#### REQUIRED TASK
Copy every line of the records below that holds the word "text".

#### SUPPLIED MATERIAL
• • •
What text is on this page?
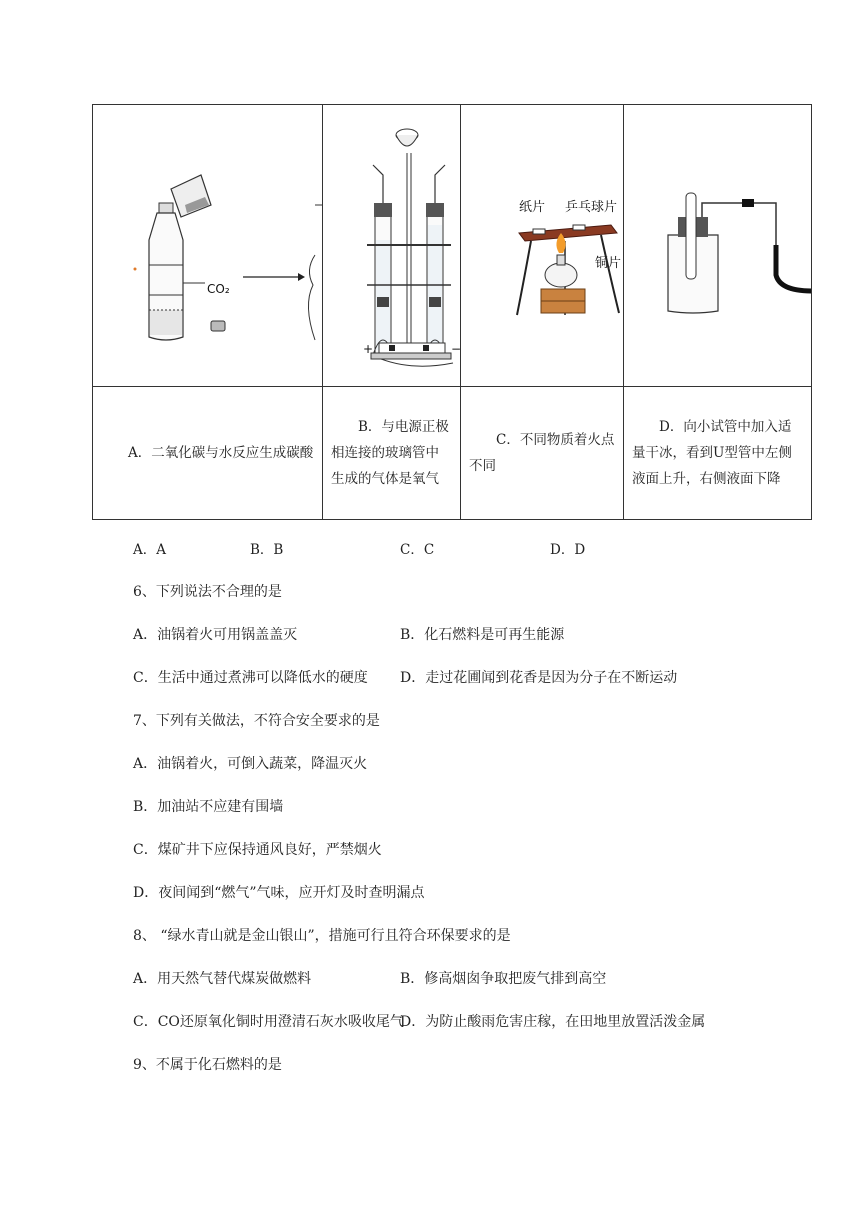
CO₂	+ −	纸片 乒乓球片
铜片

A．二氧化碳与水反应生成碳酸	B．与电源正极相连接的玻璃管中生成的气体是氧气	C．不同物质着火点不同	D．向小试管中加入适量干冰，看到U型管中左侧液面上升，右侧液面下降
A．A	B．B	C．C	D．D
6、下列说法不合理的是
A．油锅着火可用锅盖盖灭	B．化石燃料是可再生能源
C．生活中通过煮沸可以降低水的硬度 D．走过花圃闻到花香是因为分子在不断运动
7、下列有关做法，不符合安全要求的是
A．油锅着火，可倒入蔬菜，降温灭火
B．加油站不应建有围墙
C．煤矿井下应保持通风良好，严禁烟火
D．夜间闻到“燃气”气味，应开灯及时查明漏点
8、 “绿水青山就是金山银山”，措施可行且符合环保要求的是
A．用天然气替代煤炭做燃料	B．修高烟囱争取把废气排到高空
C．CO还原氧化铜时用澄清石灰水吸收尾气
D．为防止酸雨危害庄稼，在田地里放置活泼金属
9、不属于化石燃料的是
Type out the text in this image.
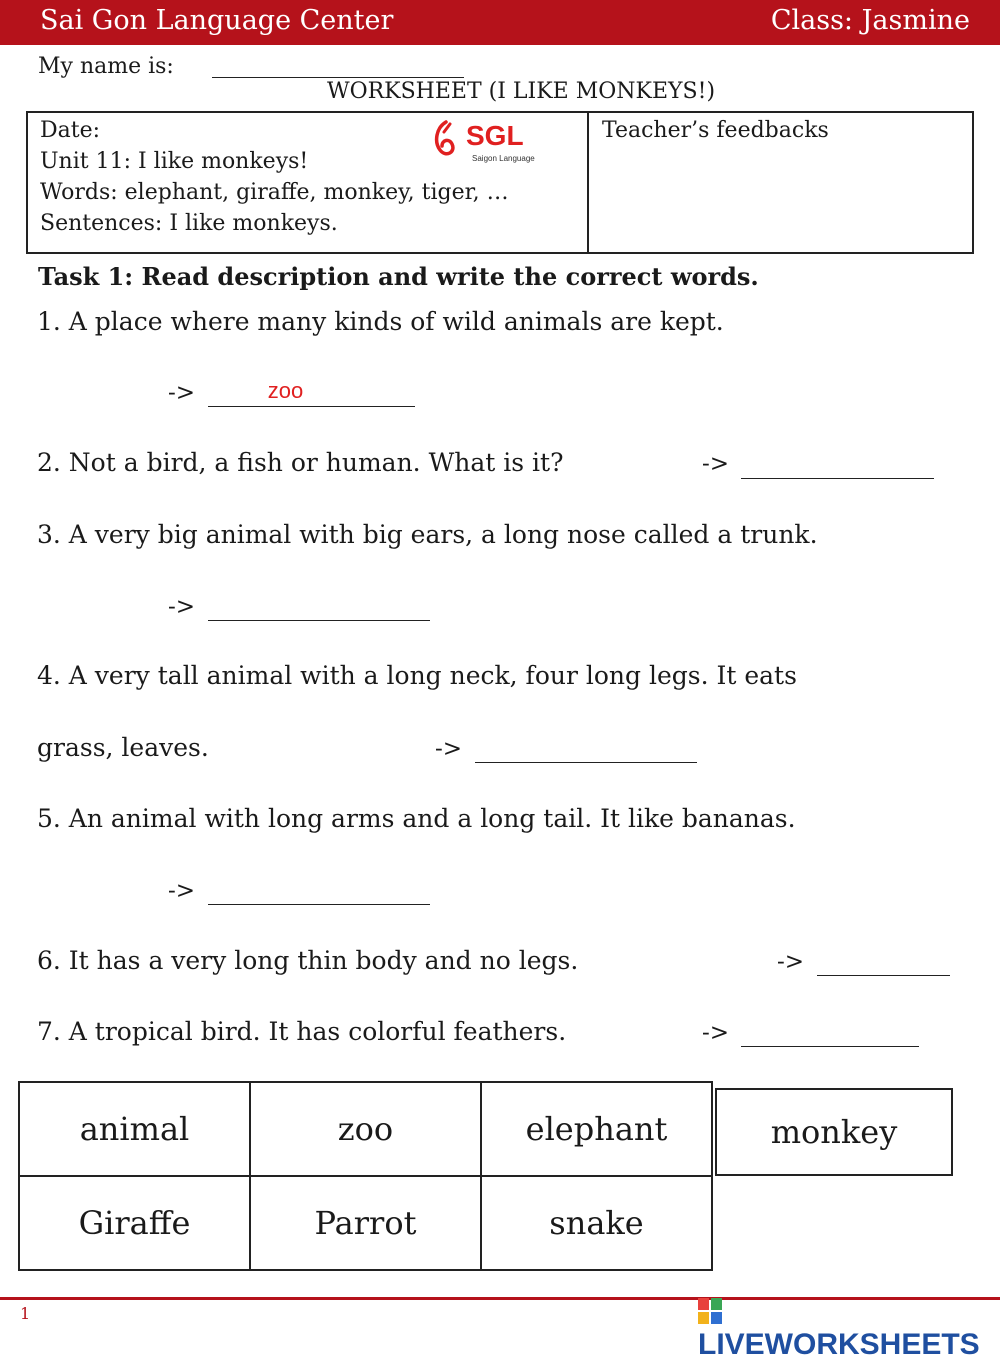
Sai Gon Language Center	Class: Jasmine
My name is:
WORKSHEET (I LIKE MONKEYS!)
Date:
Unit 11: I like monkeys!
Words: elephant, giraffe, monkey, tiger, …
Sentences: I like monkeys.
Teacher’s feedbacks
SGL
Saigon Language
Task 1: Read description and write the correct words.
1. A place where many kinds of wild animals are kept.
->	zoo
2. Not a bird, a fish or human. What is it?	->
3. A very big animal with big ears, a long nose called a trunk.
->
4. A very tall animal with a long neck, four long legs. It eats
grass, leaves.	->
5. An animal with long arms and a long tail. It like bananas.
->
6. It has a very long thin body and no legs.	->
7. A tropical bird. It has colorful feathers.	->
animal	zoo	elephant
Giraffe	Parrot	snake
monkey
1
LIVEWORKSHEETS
• • •
#### EXERCISE RESULT
What text is on this page?
Type out the text in this image.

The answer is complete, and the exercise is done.